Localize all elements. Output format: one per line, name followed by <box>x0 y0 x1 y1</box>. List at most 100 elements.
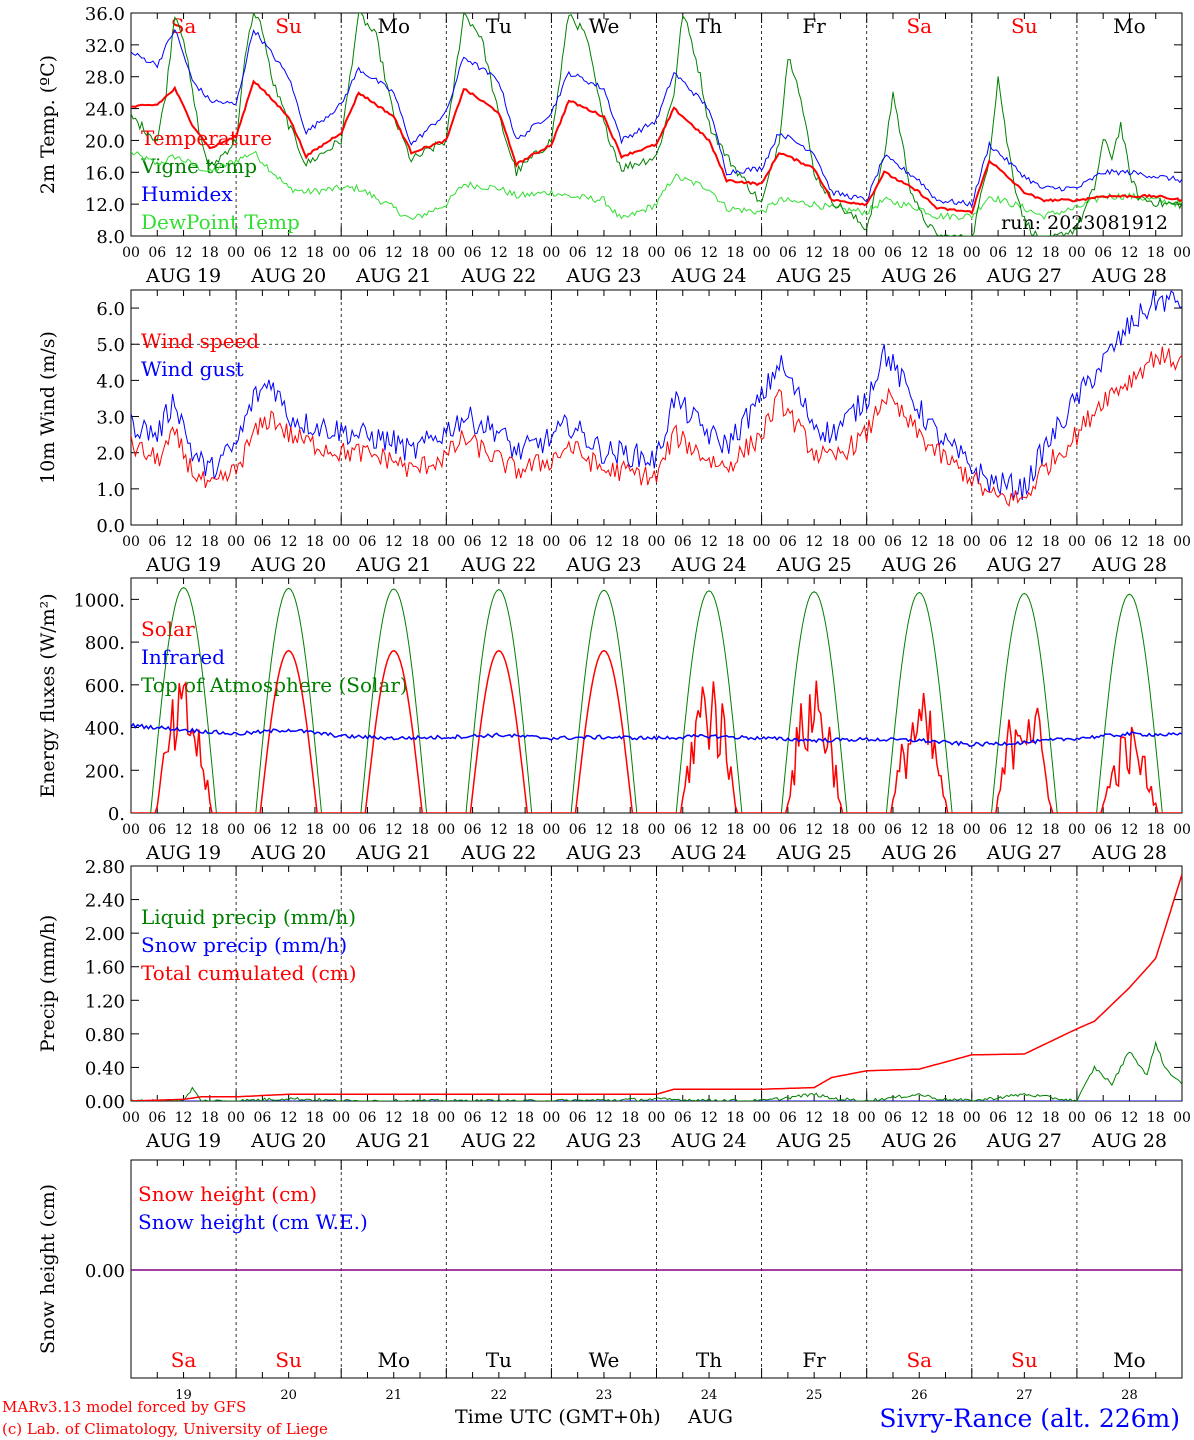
hour-tick-label: 18 <box>201 534 219 550</box>
y-tick-label: 0.0 <box>96 516 125 537</box>
hour-tick-label: 00 <box>122 822 140 838</box>
y-tick-label: 1.60 <box>85 958 125 979</box>
hour-tick-label: 18 <box>832 534 850 550</box>
y-tick-label: 24.0 <box>85 100 125 121</box>
hour-tick-label: 00 <box>648 822 666 838</box>
date-label: AUG 25 <box>776 265 852 287</box>
x-axis-label: Time UTC (GMT+0h) <box>455 1406 661 1428</box>
y-tick-label: 1000. <box>73 590 125 611</box>
hour-tick-label: 18 <box>621 1110 639 1126</box>
legend-entry: Vigne temp <box>140 154 257 178</box>
weekday-label: We <box>589 1348 620 1372</box>
hour-tick-label: 12 <box>1121 534 1139 550</box>
hour-tick-label: 00 <box>858 1110 876 1126</box>
hour-tick-label: 06 <box>884 1110 902 1126</box>
y-tick-label: 200. <box>85 761 125 782</box>
weekday-label: Su <box>275 1348 302 1372</box>
plot-frame <box>130 12 1183 237</box>
hour-tick-label: 18 <box>726 822 744 838</box>
date-label: AUG 25 <box>776 554 852 576</box>
date-label: AUG 20 <box>250 842 326 864</box>
hour-tick-label: 12 <box>490 245 508 261</box>
hour-tick-label: 18 <box>1042 245 1060 261</box>
hour-tick-label: 06 <box>359 245 377 261</box>
hour-tick-label: 12 <box>595 245 613 261</box>
hour-tick-label: 18 <box>306 245 324 261</box>
series-line <box>131 290 1182 501</box>
date-label: AUG 20 <box>250 1130 326 1152</box>
hour-tick-label: 18 <box>832 245 850 261</box>
y-tick-label: 4.0 <box>96 371 125 392</box>
hour-tick-label: 06 <box>148 534 166 550</box>
hour-tick-label: 06 <box>989 245 1007 261</box>
date-label: AUG 25 <box>776 842 852 864</box>
hour-tick-label: 00 <box>542 822 560 838</box>
y-tick-label: 16.0 <box>85 163 125 184</box>
hour-tick-label: 00 <box>858 534 876 550</box>
hour-tick-label: 18 <box>726 1110 744 1126</box>
series-total-cumulated-cm- <box>131 874 1182 1101</box>
hour-tick-label: 00 <box>753 245 771 261</box>
y-tick-label: 800. <box>85 633 125 654</box>
date-label: AUG 23 <box>565 842 641 864</box>
hour-tick-label: 06 <box>779 534 797 550</box>
y-axis-label: Energy fluxes (W/m²) <box>37 593 59 797</box>
series-humidex <box>131 28 1182 208</box>
hour-tick-label: 12 <box>175 245 193 261</box>
date-label: AUG 28 <box>1091 265 1167 287</box>
hour-tick-label: 00 <box>542 245 560 261</box>
legend-entry: Wind gust <box>141 357 244 381</box>
y-tick-label: 6.0 <box>96 299 125 320</box>
hour-tick-label: 12 <box>1015 822 1033 838</box>
y-tick-label: 20.0 <box>85 131 125 152</box>
hour-tick-label: 18 <box>1147 1110 1165 1126</box>
hour-tick-label: 18 <box>411 245 429 261</box>
hour-tick-label: 18 <box>937 1110 955 1126</box>
hour-tick-label: 06 <box>253 245 271 261</box>
hour-tick-label: 12 <box>805 822 823 838</box>
hour-tick-label: 18 <box>1147 822 1165 838</box>
date-label: AUG 28 <box>1091 1130 1167 1152</box>
day-number-label: 26 <box>911 1388 928 1403</box>
hour-tick-label: 00 <box>122 245 140 261</box>
hour-tick-label: 00 <box>648 1110 666 1126</box>
weekday-label: Fr <box>802 1348 826 1372</box>
hour-tick-label: 06 <box>464 822 482 838</box>
y-tick-label: 2.80 <box>85 857 125 878</box>
hour-tick-label: 06 <box>674 822 692 838</box>
hour-tick-label: 18 <box>411 1110 429 1126</box>
date-label: AUG 24 <box>670 554 746 576</box>
panel-3: 0. 200. 400. 600. 800. 1000. 00 06 12 18 00 06 12 18 0… <box>37 577 1191 864</box>
hour-tick-label: 12 <box>700 534 718 550</box>
hour-tick-label: 06 <box>359 822 377 838</box>
hour-tick-label: 06 <box>1094 1110 1112 1126</box>
hour-tick-label: 06 <box>1094 822 1112 838</box>
date-label: AUG 23 <box>565 554 641 576</box>
hour-tick-label: 18 <box>201 1110 219 1126</box>
legend-entry: Temperature <box>141 126 272 150</box>
hour-tick-label: 12 <box>1015 245 1033 261</box>
hour-tick-label: 00 <box>332 1110 350 1126</box>
y-tick-label: 5.0 <box>96 335 125 356</box>
y-axis-label: 10m Wind (m/s) <box>37 331 59 484</box>
hour-tick-label: 12 <box>1015 1110 1033 1126</box>
hour-tick-label: 12 <box>910 822 928 838</box>
hour-tick-label: 00 <box>332 245 350 261</box>
hour-tick-label: 18 <box>832 822 850 838</box>
hour-tick-label: 18 <box>937 534 955 550</box>
hour-tick-label: 18 <box>516 1110 534 1126</box>
hour-tick-label: 18 <box>516 822 534 838</box>
weekday-label: Th <box>696 1348 722 1372</box>
hour-tick-label: 00 <box>227 822 245 838</box>
hour-tick-label: 18 <box>201 245 219 261</box>
legend-entry: Liquid precip (mm/h) <box>141 905 356 929</box>
hour-tick-label: 12 <box>280 534 298 550</box>
hour-tick-label: 12 <box>490 534 508 550</box>
hour-tick-label: 12 <box>385 822 403 838</box>
legend-entry: Solar <box>141 617 195 641</box>
hour-tick-label: 18 <box>306 822 324 838</box>
hour-tick-label: 00 <box>122 534 140 550</box>
legend-entry: Humidex <box>141 182 233 206</box>
hour-tick-label: 00 <box>332 534 350 550</box>
month-label: AUG <box>687 1406 733 1428</box>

= = = = = = =

== Work to complete ==
Rewrite the listing above, replacing every occurrence of "date-label" with "calendar-label" and leaving all other text unchanged. Omit the pictures from your version.

== Finished answer ==
Localize all elements. Output format: one per line, name followed by <box>x0 y0 x1 y1</box>. List at most 100 elements.
hour-tick-label: 18 <box>201 534 219 550</box>
y-tick-label: 0.0 <box>96 516 125 537</box>
hour-tick-label: 00 <box>122 822 140 838</box>
y-tick-label: 1.60 <box>85 958 125 979</box>
hour-tick-label: 18 <box>832 534 850 550</box>
y-tick-label: 24.0 <box>85 100 125 121</box>
hour-tick-label: 00 <box>648 822 666 838</box>
calendar-label: AUG 25 <box>776 265 852 287</box>
x-axis-label: Time UTC (GMT+0h) <box>455 1406 661 1428</box>
y-tick-label: 1000. <box>73 590 125 611</box>
hour-tick-label: 18 <box>621 1110 639 1126</box>
legend-entry: Vigne temp <box>140 154 257 178</box>
weekday-label: We <box>589 1348 620 1372</box>
hour-tick-label: 12 <box>1121 534 1139 550</box>
hour-tick-label: 00 <box>858 1110 876 1126</box>
hour-tick-label: 06 <box>884 1110 902 1126</box>
y-tick-label: 200. <box>85 761 125 782</box>
weekday-label: Su <box>275 1348 302 1372</box>
plot-frame <box>130 12 1183 237</box>
hour-tick-label: 18 <box>726 822 744 838</box>
calendar-label: AUG 25 <box>776 554 852 576</box>
calendar-label: AUG 20 <box>250 842 326 864</box>
hour-tick-label: 12 <box>490 245 508 261</box>
hour-tick-label: 18 <box>1042 245 1060 261</box>
hour-tick-label: 06 <box>359 245 377 261</box>
hour-tick-label: 12 <box>595 245 613 261</box>
hour-tick-label: 18 <box>306 245 324 261</box>
series-line <box>131 290 1182 501</box>
calendar-label: AUG 20 <box>250 1130 326 1152</box>
hour-tick-label: 18 <box>832 245 850 261</box>
y-tick-label: 4.0 <box>96 371 125 392</box>
hour-tick-label: 06 <box>148 534 166 550</box>
hour-tick-label: 06 <box>989 245 1007 261</box>
calendar-label: AUG 25 <box>776 842 852 864</box>
hour-tick-label: 00 <box>542 822 560 838</box>
y-tick-label: 16.0 <box>85 163 125 184</box>
hour-tick-label: 00 <box>858 534 876 550</box>
hour-tick-label: 18 <box>726 1110 744 1126</box>
series-total-cumulated-cm- <box>131 874 1182 1101</box>
hour-tick-label: 00 <box>753 245 771 261</box>
y-tick-label: 800. <box>85 633 125 654</box>
calendar-label: AUG 23 <box>565 842 641 864</box>
hour-tick-label: 06 <box>779 534 797 550</box>
y-axis-label: Energy fluxes (W/m²) <box>37 593 59 797</box>
series-humidex <box>131 28 1182 208</box>
hour-tick-label: 12 <box>175 245 193 261</box>
calendar-label: AUG 28 <box>1091 265 1167 287</box>
hour-tick-label: 00 <box>542 245 560 261</box>
legend-entry: Wind gust <box>141 357 244 381</box>
y-tick-label: 6.0 <box>96 299 125 320</box>
hour-tick-label: 12 <box>1015 822 1033 838</box>
y-tick-label: 20.0 <box>85 131 125 152</box>
hour-tick-label: 18 <box>1147 1110 1165 1126</box>
hour-tick-label: 18 <box>411 245 429 261</box>
hour-tick-label: 18 <box>937 1110 955 1126</box>
hour-tick-label: 06 <box>253 245 271 261</box>
hour-tick-label: 12 <box>805 822 823 838</box>
hour-tick-label: 18 <box>1147 822 1165 838</box>
calendar-label: AUG 28 <box>1091 1130 1167 1152</box>
day-number-label: 26 <box>911 1388 928 1403</box>
hour-tick-label: 00 <box>122 245 140 261</box>
hour-tick-label: 00 <box>648 1110 666 1126</box>
weekday-label: Fr <box>802 1348 826 1372</box>
hour-tick-label: 06 <box>464 822 482 838</box>
y-tick-label: 2.80 <box>85 857 125 878</box>
hour-tick-label: 06 <box>674 822 692 838</box>
hour-tick-label: 18 <box>411 1110 429 1126</box>
calendar-label: AUG 24 <box>670 554 746 576</box>
panel-3: 0. 200. 400. 600. 800. 1000. 00 06 12 18 00 06 12 18 0… <box>37 577 1191 864</box>
hour-tick-label: 12 <box>700 534 718 550</box>
hour-tick-label: 06 <box>359 822 377 838</box>
hour-tick-label: 06 <box>1094 1110 1112 1126</box>
hour-tick-label: 06 <box>1094 822 1112 838</box>
calendar-label: AUG 23 <box>565 554 641 576</box>
hour-tick-label: 18 <box>201 1110 219 1126</box>
legend-entry: Temperature <box>141 126 272 150</box>
hour-tick-label: 12 <box>1015 245 1033 261</box>
hour-tick-label: 00 <box>332 1110 350 1126</box>
y-tick-label: 5.0 <box>96 335 125 356</box>
y-axis-label: 10m Wind (m/s) <box>37 331 59 484</box>
hour-tick-label: 12 <box>1015 1110 1033 1126</box>
hour-tick-label: 12 <box>910 822 928 838</box>
hour-tick-label: 00 <box>332 245 350 261</box>
hour-tick-label: 18 <box>832 822 850 838</box>
hour-tick-label: 18 <box>937 534 955 550</box>
hour-tick-label: 18 <box>516 1110 534 1126</box>
hour-tick-label: 18 <box>516 822 534 838</box>
weekday-label: Th <box>696 1348 722 1372</box>
hour-tick-label: 00 <box>227 822 245 838</box>
hour-tick-label: 18 <box>201 245 219 261</box>
legend-entry: Liquid precip (mm/h) <box>141 905 356 929</box>
hour-tick-label: 12 <box>280 534 298 550</box>
hour-tick-label: 12 <box>490 534 508 550</box>
hour-tick-label: 12 <box>385 822 403 838</box>
legend-entry: Solar <box>141 617 195 641</box>
hour-tick-label: 18 <box>306 822 324 838</box>
hour-tick-label: 00 <box>122 534 140 550</box>
legend-entry: Humidex <box>141 182 233 206</box>
hour-tick-label: 00 <box>332 534 350 550</box>
month-label: AUG <box>687 1406 733 1428</box>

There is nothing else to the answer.